REQUEST » Type out the complete listing below word for word, without its pictures.

Stored records:
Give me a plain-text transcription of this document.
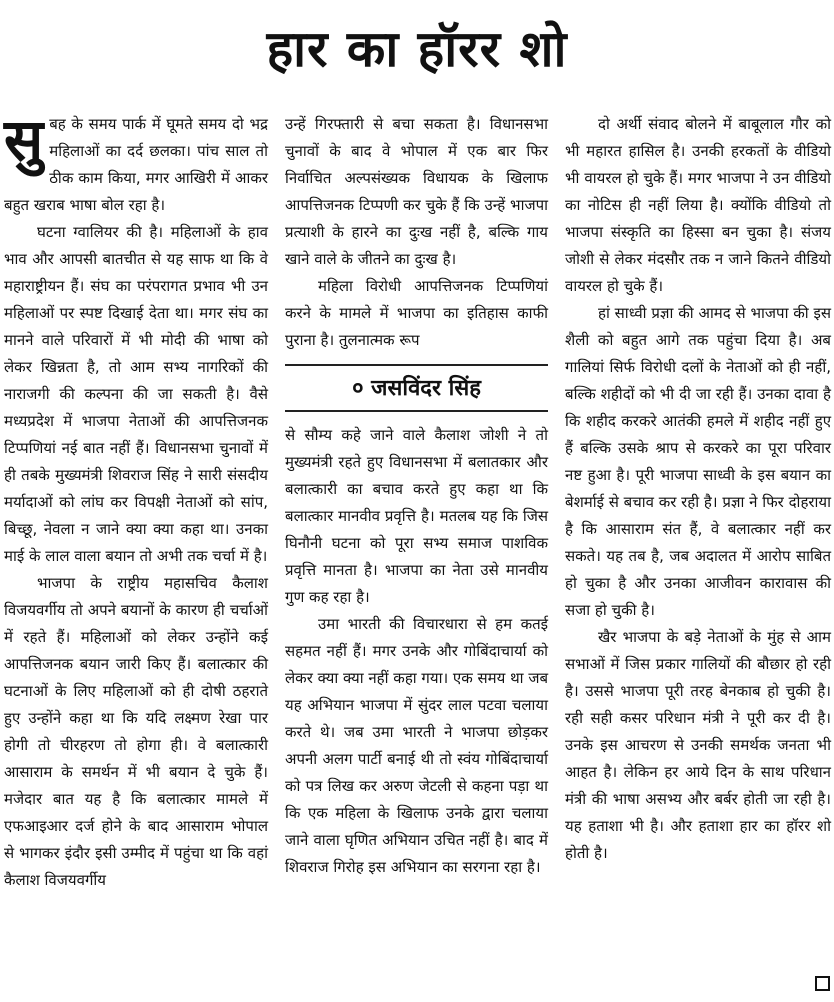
हार का हॉरर शो

सुबह के समय पार्क में घूमते समय दो भद्र महिलाओं का दर्द छलका। पांच साल तो ठीक काम किया, मगर आखिरी में आकर बहुत खराब भाषा बोल रहा है।

घटना ग्वालियर की है। महिलाओं के हाव भाव और आपसी बातचीत से यह साफ था कि वे महाराष्ट्रीयन हैं। संघ का परंपरागत प्रभाव भी उन महिलाओं पर स्पष्ट दिखाई देता था। मगर संघ का मानने वाले परिवारों में भी मोदी की भाषा को लेकर खिन्नता है, तो आम सभ्य नागरिकों की नाराजगी की कल्पना की जा सकती है। वैसे मध्यप्रदेश में भाजपा नेताओं की आपत्तिजनक टिप्पणियां नई बात नहीं हैं। विधानसभा चुनावों में ही तबके मुख्यमंत्री शिवराज सिंह ने सारी संसदीय मर्यादाओं को लांघ कर विपक्षी नेताओं को सांप, बिच्छू, नेवला न जाने क्या क्या कहा था। उनका माई के लाल वाला बयान तो अभी तक चर्चा में है।

भाजपा के राष्ट्रीय महासचिव कैलाश विजयवर्गीय तो अपने बयानों के कारण ही चर्चाओं में रहते हैं। महिलाओं को लेकर उन्होंने कई आपत्तिजनक बयान जारी किए हैं। बलात्कार की घटनाओं के लिए महिलाओं को ही दोषी ठहराते हुए उन्होंने कहा था कि यदि लक्ष्मण रेखा पार होगी तो चीरहरण तो होगा ही। वे बलात्कारी आसाराम के समर्थन में भी बयान दे चुके हैं। मजेदार बात यह है कि बलात्कार मामले में एफआइआर दर्ज होने के बाद आसाराम भोपाल से भागकर इंदौर इसी उम्मीद में पहुंचा था कि वहां कैलाश विजयवर्गीय

उन्हें गिरफ्तारी से बचा सकता है। विधानसभा चुनावों के बाद वे भोपाल में एक बार फिर निर्वाचित अल्पसंख्यक विधायक के खिलाफ आपत्तिजनक टिप्पणी कर चुके हैं कि उन्हें भाजपा प्रत्याशी के हारने का दुःख नहीं है, बल्कि गाय खाने वाले के जीतने का दुःख है।

महिला विरोधी आपत्तिजनक टिप्पणियां करने के मामले में भाजपा का इतिहास काफी पुराना है। तुलनात्मक रूप

० जसविंदर सिंह

से सौम्य कहे जाने वाले कैलाश जोशी ने तो मुख्यमंत्री रहते हुए विधानसभा में बलातकार और बलात्कारी का बचाव करते हुए कहा था कि बलात्कार मानवीव प्रवृत्ति है। मतलब यह कि जिस घिनौनी घटना को पूरा सभ्य समाज पाशविक प्रवृत्ति मानता है। भाजपा का नेता उसे मानवीय गुण कह रहा है।

उमा भारती की विचारधारा से हम कतई सहमत नहीं हैं। मगर उनके और गोबिंदाचार्या को लेकर क्या क्या नहीं कहा गया। एक समय था जब यह अभियान भाजपा में सुंदर लाल पटवा चलाया करते थे। जब उमा भारती ने भाजपा छोड़कर अपनी अलग पार्टी बनाई थी तो स्वंय गोबिंदाचार्या को पत्र लिख कर अरुण जेटली से कहना पड़ा था कि एक महिला के खिलाफ उनके द्वारा चलाया जाने वाला घृणित अभियान उचित नहीं है। बाद में शिवराज गिरोह इस अभियान का सरगना रहा है।

दो अर्थी संवाद बोलने में बाबूलाल गौर को भी महारत हासिल है। उनकी हरकतों के वीडियो भी वायरल हो चुके हैं। मगर भाजपा ने उन वीडियो का नोटिस ही नहीं लिया है। क्योंकि वीडियो तो भाजपा संस्कृति का हिस्सा बन चुका है। संजय जोशी से लेकर मंदसौर तक न जाने कितने वीडियो वायरल हो चुके हैं।

हां साध्वी प्रज्ञा की आमद से भाजपा की इस शैली को बहुत आगे तक पहुंचा दिया है। अब गालियां सिर्फ विरोधी दलों के नेताओं को ही नहीं, बल्कि शहीदों को भी दी जा रही हैं। उनका दावा है कि शहीद करकरे आतंकी हमले में शहीद नहीं हुए हैं बल्कि उसके श्राप से करकरे का पूरा परिवार नष्ट हुआ है। पूरी भाजपा साध्वी के इस बयान का बेशर्माई से बचाव कर रही है। प्रज्ञा ने फिर दोहराया है कि आसाराम संत हैं, वे बलात्कार नहीं कर सकते। यह तब है, जब अदालत में आरोप साबित हो चुका है और उनका आजीवन कारावास की सजा हो चुकी है।

खैर भाजपा के बड़े नेताओं के मुंह से आम सभाओं में जिस प्रकार गालियों की बौछार हो रही है। उससे भाजपा पूरी तरह बेनकाब हो चुकी है। रही सही कसर परिधान मंत्री ने पूरी कर दी है। उनके इस आचरण से उनकी समर्थक जनता भी आहत है। लेकिन हर आये दिन के साथ परिधान मंत्री की भाषा असभ्य और बर्बर होती जा रही है। यह हताशा भी है। और हताशा हार का हॉरर शो होती है।
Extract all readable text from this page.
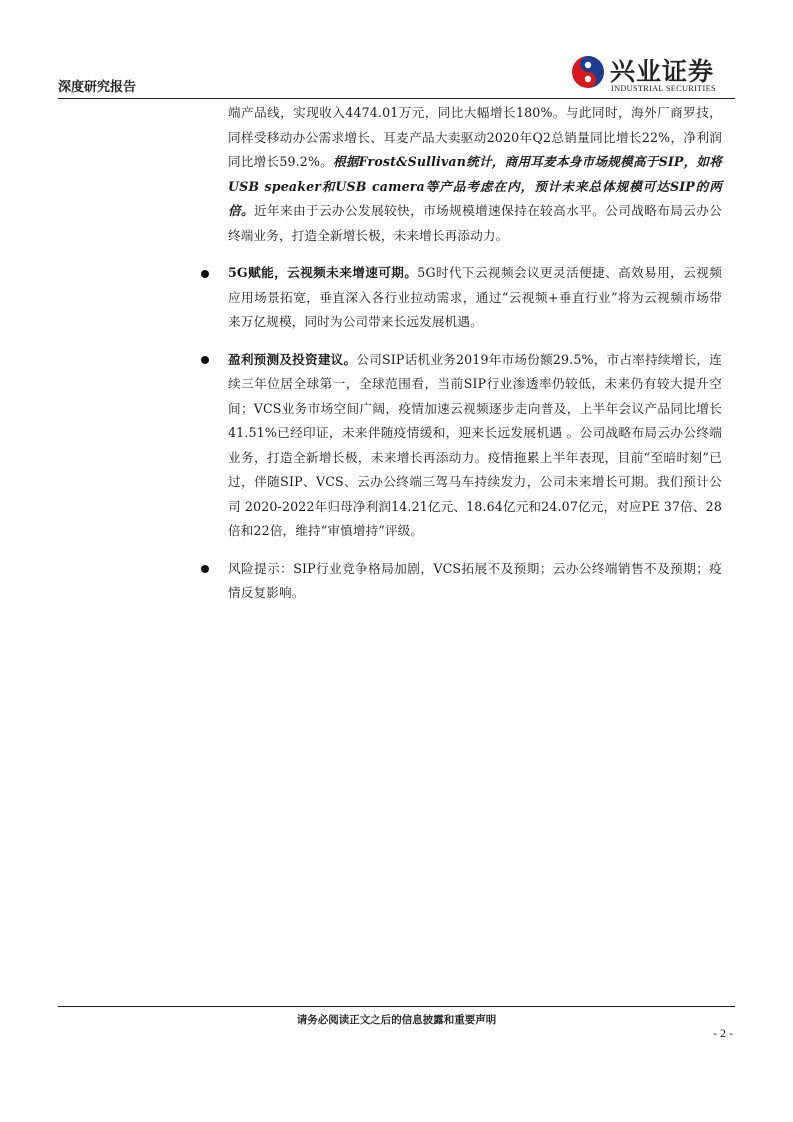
深度研究报告
兴业证券
INDUSTRIAL SECURITIES

端产品线，实现收入4474.01万元，同比大幅增长180%。与此同时，海外厂商罗技，同样受移动办公需求增长、耳麦产品大卖驱动2020年Q2总销量同比增长22%，净利润同比增长59.2%。根据Frost&Sullivan统计，商用耳麦本身市场规模高于SIP，如将USB speaker和USB camera等产品考虑在内，预计未来总体规模可达SIP的两倍。近年来由于云办公发展较快，市场规模增速保持在较高水平。公司战略布局云办公终端业务，打造全新增长极，未来增长再添动力。

5G赋能，云视频未来增速可期。5G时代下云视频会议更灵活便捷、高效易用，云视频应用场景拓宽，垂直深入各行业拉动需求，通过“云视频+垂直行业”将为云视频市场带来万亿规模，同时为公司带来长远发展机遇。

盈利预测及投资建议。公司SIP话机业务2019年市场份额29.5%，市占率持续增长，连续三年位居全球第一，全球范围看，当前SIP行业渗透率仍较低，未来仍有较大提升空间；VCS业务市场空间广阔，疫情加速云视频逐步走向普及，上半年会议产品同比增长41.51%已经印证，未来伴随疫情缓和，迎来长远发展机遇 。公司战略布局云办公终端业务，打造全新增长极，未来增长再添动力。疫情拖累上半年表现，目前“至暗时刻”已过，伴随SIP、VCS、云办公终端三驾马车持续发力，公司未来增长可期。我们预计公司 2020-2022年归母净利润14.21亿元、18.64亿元和24.07亿元，对应PE 37倍、28倍和22倍，维持“审慎增持”评级。

风险提示：SIP行业竞争格局加剧，VCS拓展不及预期；云办公终端销售不及预期；疫情反复影响。

请务必阅读正文之后的信息披露和重要声明
- 2 -
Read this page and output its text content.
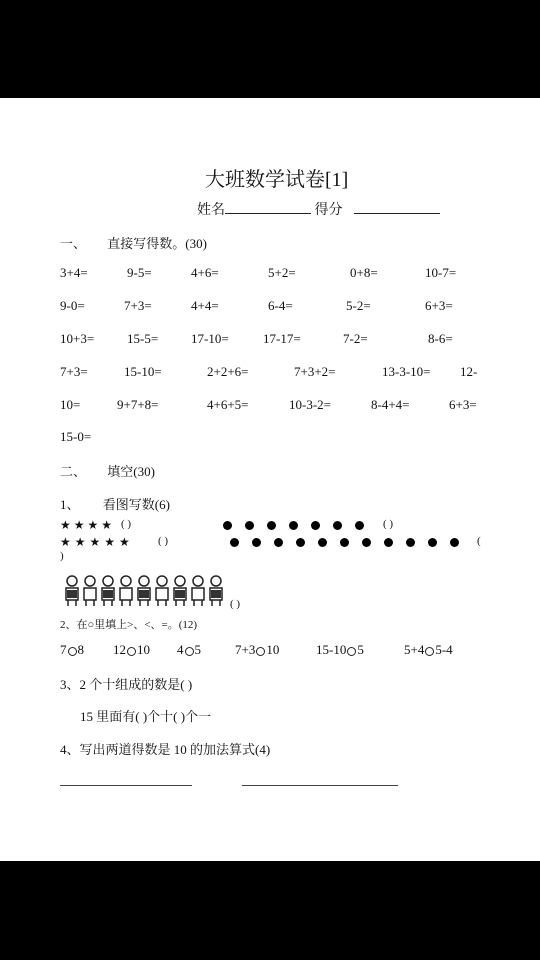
大班数学试卷[1]
姓名	得分
一、 直接写得数。(30)
3+4=	9-5=	4+6=	5+2=	0+8=	10-7=
9-0=	7+3=	4+4=	6-4=	5-2=	6+3=
10+3=	15-5=	17-10=	17-17=	7-2=	8-6=
7+3=	15-10=	2+2+6=	7+3+2=	13-3-10= 12-
10=	9+7+8=	4+6+5=	10-3-2=	8-4+4=	6+3=
15-0=
二、 填空(30)
1、 看图写数(6)
★★★★ ( )	( )
★★★★★ ( )	(
)
( )
2、在○里填上>、<、=。(12)
7 8 12 10 4 5	7+3 10	15-10 5	5+4 5-4
3、2 个十组成的数是( )
15 里面有( )个十( )个一
4、写出两道得数是 10 的加法算式(4)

THE REPLY »
Give me a plain-text transcription of this document.
हार का हॉरर शो

सुबह के समय पार्क में घूमते समय दो भद्र महिलाओं का दर्द छलका। पांच साल तो ठीक काम किया, मगर आखिरी में आकर बहुत खराब भाषा बोल रहा है।

घटना ग्वालियर की है। महिलाओं के हाव भाव और आपसी बातचीत से यह साफ था कि वे महाराष्ट्रीयन हैं। संघ का परंपरागत प्रभाव भी उन महिलाओं पर स्पष्ट दिखाई देता था। मगर संघ का मानने वाले परिवारों में भी मोदी की भाषा को लेकर खिन्नता है, तो आम सभ्य नागरिकों की नाराजगी की कल्पना की जा सकती है। वैसे मध्यप्रदेश में भाजपा नेताओं की आपत्तिजनक टिप्पणियां नई बात नहीं हैं। विधानसभा चुनावों में ही तबके मुख्यमंत्री शिवराज सिंह ने सारी संसदीय मर्यादाओं को लांघ कर विपक्षी नेताओं को सांप, बिच्छू, नेवला न जाने क्या क्या कहा था। उनका माई के लाल वाला बयान तो अभी तक चर्चा में है।

भाजपा के राष्ट्रीय महासचिव कैलाश विजयवर्गीय तो अपने बयानों के कारण ही चर्चाओं में रहते हैं। महिलाओं को लेकर उन्होंने कई आपत्तिजनक बयान जारी किए हैं। बलात्कार की घटनाओं के लिए महिलाओं को ही दोषी ठहराते हुए उन्होंने कहा था कि यदि लक्ष्मण रेखा पार होगी तो चीरहरण तो होगा ही। वे बलात्कारी आसाराम के समर्थन में भी बयान दे चुके हैं। मजेदार बात यह है कि बलात्कार मामले में एफआइआर दर्ज होने के बाद आसाराम भोपाल से भागकर इंदौर इसी उम्मीद में पहुंचा था कि वहां कैलाश विजयवर्गीय

उन्हें गिरफ्तारी से बचा सकता है। विधानसभा चुनावों के बाद वे भोपाल में एक बार फिर निर्वाचित अल्पसंख्यक विधायक के खिलाफ आपत्तिजनक टिप्पणी कर चुके हैं कि उन्हें भाजपा प्रत्याशी के हारने का दुःख नहीं है, बल्कि गाय खाने वाले के जीतने का दुःख है।

महिला विरोधी आपत्तिजनक टिप्पणियां करने के मामले में भाजपा का इतिहास काफी पुराना है। तुलनात्मक रूप

० जसविंदर सिंह

से सौम्य कहे जाने वाले कैलाश जोशी ने तो मुख्यमंत्री रहते हुए विधानसभा में बलातकार और बलात्कारी का बचाव करते हुए कहा था कि बलात्कार मानवीव प्रवृत्ति है। मतलब यह कि जिस घिनौनी घटना को पूरा सभ्य समाज पाशविक प्रवृत्ति मानता है। भाजपा का नेता उसे मानवीय गुण कह रहा है।

उमा भारती की विचारधारा से हम कतई सहमत नहीं हैं। मगर उनके और गोबिंदाचार्या को लेकर क्या क्या नहीं कहा गया। एक समय था जब यह अभियान भाजपा में सुंदर लाल पटवा चलाया करते थे। जब उमा भारती ने भाजपा छोड़कर अपनी अलग पार्टी बनाई थी तो स्वंय गोबिंदाचार्या को पत्र लिख कर अरुण जेटली से कहना पड़ा था कि एक महिला के खिलाफ उनके द्वारा चलाया जाने वाला घृणित अभियान उचित नहीं है। बाद में शिवराज गिरोह इस अभियान का सरगना रहा है।

दो अर्थी संवाद बोलने में बाबूलाल गौर को भी महारत हासिल है। उनकी हरकतों के वीडियो भी वायरल हो चुके हैं। मगर भाजपा ने उन वीडियो का नोटिस ही नहीं लिया है। क्योंकि वीडियो तो भाजपा संस्कृति का हिस्सा बन चुका है। संजय जोशी से लेकर मंदसौर तक न जाने कितने वीडियो वायरल हो चुके हैं।

हां साध्वी प्रज्ञा की आमद से भाजपा की इस शैली को बहुत आगे तक पहुंचा दिया है। अब गालियां सिर्फ विरोधी दलों के नेताओं को ही नहीं, बल्कि शहीदों को भी दी जा रही हैं। उनका दावा है कि शहीद करकरे आतंकी हमले में शहीद नहीं हुए हैं बल्कि उसके श्राप से करकरे का पूरा परिवार नष्ट हुआ है। पूरी भाजपा साध्वी के इस बयान का बेशर्माई से बचाव कर रही है। प्रज्ञा ने फिर दोहराया है कि आसाराम संत हैं, वे बलात्कार नहीं कर सकते। यह तब है, जब अदालत में आरोप साबित हो चुका है और उनका आजीवन कारावास की सजा हो चुकी है।

खैर भाजपा के बड़े नेताओं के मुंह से आम सभाओं में जिस प्रकार गालियों की बौछार हो रही है। उससे भाजपा पूरी तरह बेनकाब हो चुकी है। रही सही कसर परिधान मंत्री ने पूरी कर दी है। उनके इस आचरण से उनकी समर्थक जनता भी आहत है। लेकिन हर आये दिन के साथ परिधान मंत्री की भाषा असभ्य और बर्बर होती जा रही है। यह हताशा भी है। और हताशा हार का हॉरर शो होती है।
Extract all readable text from this page.
深度研究报告
兴业证券
INDUSTRIAL SECURITIES

端产品线，实现收入4474.01万元，同比大幅增长180%。与此同时，海外厂商罗技，同样受移动办公需求增长、耳麦产品大卖驱动2020年Q2总销量同比增长22%，净利润同比增长59.2%。根据Frost&Sullivan统计，商用耳麦本身市场规模高于SIP，如将USB speaker和USB camera等产品考虑在内，预计未来总体规模可达SIP的两倍。近年来由于云办公发展较快，市场规模增速保持在较高水平。公司战略布局云办公终端业务，打造全新增长极，未来增长再添动力。

5G赋能，云视频未来增速可期。5G时代下云视频会议更灵活便捷、高效易用，云视频应用场景拓宽，垂直深入各行业拉动需求，通过“云视频+垂直行业”将为云视频市场带来万亿规模，同时为公司带来长远发展机遇。

盈利预测及投资建议。公司SIP话机业务2019年市场份额29.5%，市占率持续增长，连续三年位居全球第一，全球范围看，当前SIP行业渗透率仍较低，未来仍有较大提升空间；VCS业务市场空间广阔，疫情加速云视频逐步走向普及，上半年会议产品同比增长41.51%已经印证，未来伴随疫情缓和，迎来长远发展机遇 。公司战略布局云办公终端业务，打造全新增长极，未来增长再添动力。疫情拖累上半年表现，目前“至暗时刻”已过，伴随SIP、VCS、云办公终端三驾马车持续发力，公司未来增长可期。我们预计公司 2020-2022年归母净利润14.21亿元、18.64亿元和24.07亿元，对应PE 37倍、28倍和22倍，维持“审慎增持”评级。

风险提示：SIP行业竞争格局加剧，VCS拓展不及预期；云办公终端销售不及预期；疫情反复影响。

请务必阅读正文之后的信息披露和重要声明
- 2 -
Read this page and output its text content.
大班数学试卷[1]
姓名	得分
一、 直接写得数。(30)
3+4=	9-5=	4+6=	5+2=	0+8=	10-7=
9-0=	7+3=	4+4=	6-4=	5-2=	6+3=
10+3=	15-5=	17-10=	17-17=	7-2=	8-6=
7+3=	15-10=	2+2+6=	7+3+2=	13-3-10= 12-
10=	9+7+8=	4+6+5=	10-3-2=	8-4+4=	6+3=
15-0=
二、 填空(30)
1、 看图写数(6)
★★★★ ( )	( )
★★★★★ ( )	(
)
( )
2、在○里填上>、<、=。(12)
7 8 12 10 4 5	7+3 10	15-10 5	5+4 5-4
3、2 个十组成的数是( )
15 里面有( )个十( )个一
4、写出两道得数是 10 的加法算式(4)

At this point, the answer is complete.